[Figure dataset records]

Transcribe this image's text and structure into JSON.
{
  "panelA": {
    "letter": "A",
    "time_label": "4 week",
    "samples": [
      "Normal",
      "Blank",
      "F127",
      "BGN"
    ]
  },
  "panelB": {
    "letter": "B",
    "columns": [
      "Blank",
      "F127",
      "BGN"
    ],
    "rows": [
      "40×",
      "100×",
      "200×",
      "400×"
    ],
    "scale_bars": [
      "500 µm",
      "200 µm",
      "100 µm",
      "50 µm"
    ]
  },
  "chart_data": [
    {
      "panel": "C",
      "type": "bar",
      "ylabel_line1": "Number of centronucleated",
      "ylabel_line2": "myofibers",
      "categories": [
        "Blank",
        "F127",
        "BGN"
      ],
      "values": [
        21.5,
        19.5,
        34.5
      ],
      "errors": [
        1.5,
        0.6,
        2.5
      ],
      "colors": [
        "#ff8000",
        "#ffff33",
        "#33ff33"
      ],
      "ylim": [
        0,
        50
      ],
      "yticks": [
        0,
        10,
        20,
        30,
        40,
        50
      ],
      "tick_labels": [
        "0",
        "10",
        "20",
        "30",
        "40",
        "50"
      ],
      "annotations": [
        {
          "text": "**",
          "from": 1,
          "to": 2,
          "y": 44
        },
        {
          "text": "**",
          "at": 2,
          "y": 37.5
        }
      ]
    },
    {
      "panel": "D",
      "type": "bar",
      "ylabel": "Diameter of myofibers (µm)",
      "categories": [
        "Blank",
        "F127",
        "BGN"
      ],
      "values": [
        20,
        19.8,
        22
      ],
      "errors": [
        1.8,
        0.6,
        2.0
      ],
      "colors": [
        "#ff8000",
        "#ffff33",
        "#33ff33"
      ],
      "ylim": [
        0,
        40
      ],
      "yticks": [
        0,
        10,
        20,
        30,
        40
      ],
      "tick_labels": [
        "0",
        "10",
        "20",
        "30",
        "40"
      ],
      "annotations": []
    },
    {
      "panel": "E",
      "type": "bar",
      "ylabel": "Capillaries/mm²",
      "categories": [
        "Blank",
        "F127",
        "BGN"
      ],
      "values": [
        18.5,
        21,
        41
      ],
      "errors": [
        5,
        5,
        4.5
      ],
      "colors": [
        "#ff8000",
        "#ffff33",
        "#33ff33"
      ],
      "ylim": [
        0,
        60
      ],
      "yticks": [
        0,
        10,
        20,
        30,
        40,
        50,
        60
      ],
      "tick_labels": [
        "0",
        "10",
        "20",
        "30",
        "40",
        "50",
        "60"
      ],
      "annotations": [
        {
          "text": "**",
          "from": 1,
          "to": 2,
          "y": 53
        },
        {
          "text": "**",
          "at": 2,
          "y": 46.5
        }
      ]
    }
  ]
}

**Stated problem**
Output all records verbatim.

**Result for this task**
Transcribe this image's text and structure into JSON.
{
  "panelA": {
    "letter": "A",
    "time_label": "4 week",
    "samples": [
      "Normal",
      "Blank",
      "F127",
      "BGN"
    ]
  },
  "panelB": {
    "letter": "B",
    "columns": [
      "Blank",
      "F127",
      "BGN"
    ],
    "rows": [
      "40×",
      "100×",
      "200×",
      "400×"
    ],
    "scale_bars": [
      "500 µm",
      "200 µm",
      "100 µm",
      "50 µm"
    ]
  },
  "chart_data": [
    {
      "panel": "C",
      "type": "bar",
      "ylabel_line1": "Number of centronucleated",
      "ylabel_line2": "myofibers",
      "categories": [
        "Blank",
        "F127",
        "BGN"
      ],
      "values": [
        21.5,
        19.5,
        34.5
      ],
      "errors": [
        1.5,
        0.6,
        2.5
      ],
      "colors": [
        "#ff8000",
        "#ffff33",
        "#33ff33"
      ],
      "ylim": [
        0,
        50
      ],
      "yticks": [
        0,
        10,
        20,
        30,
        40,
        50
      ],
      "tick_labels": [
        "0",
        "10",
        "20",
        "30",
        "40",
        "50"
      ],
      "annotations": [
        {
          "text": "**",
          "from": 1,
          "to": 2,
          "y": 44
        },
        {
          "text": "**",
          "at": 2,
          "y": 37.5
        }
      ]
    },
    {
      "panel": "D",
      "type": "bar",
      "ylabel": "Diameter of myofibers (µm)",
      "categories": [
        "Blank",
        "F127",
        "BGN"
      ],
      "values": [
        20,
        19.8,
        22
      ],
      "errors": [
        1.8,
        0.6,
        2.0
      ],
      "colors": [
        "#ff8000",
        "#ffff33",
        "#33ff33"
      ],
      "ylim": [
        0,
        40
      ],
      "yticks": [
        0,
        10,
        20,
        30,
        40
      ],
      "tick_labels": [
        "0",
        "10",
        "20",
        "30",
        "40"
      ],
      "annotations": []
    },
    {
      "panel": "E",
      "type": "bar",
      "ylabel": "Capillaries/mm²",
      "categories": [
        "Blank",
        "F127",
        "BGN"
      ],
      "values": [
        18.5,
        21,
        41
      ],
      "errors": [
        5,
        5,
        4.5
      ],
      "colors": [
        "#ff8000",
        "#ffff33",
        "#33ff33"
      ],
      "ylim": [
        0,
        60
      ],
      "yticks": [
        0,
        10,
        20,
        30,
        40,
        50,
        60
      ],
      "tick_labels": [
        "0",
        "10",
        "20",
        "30",
        "40",
        "50",
        "60"
      ],
      "annotations": [
        {
          "text": "**",
          "from": 1,
          "to": 2,
          "y": 53
        },
        {
          "text": "**",
          "at": 2,
          "y": 46.5
        }
      ]
    }
  ]
}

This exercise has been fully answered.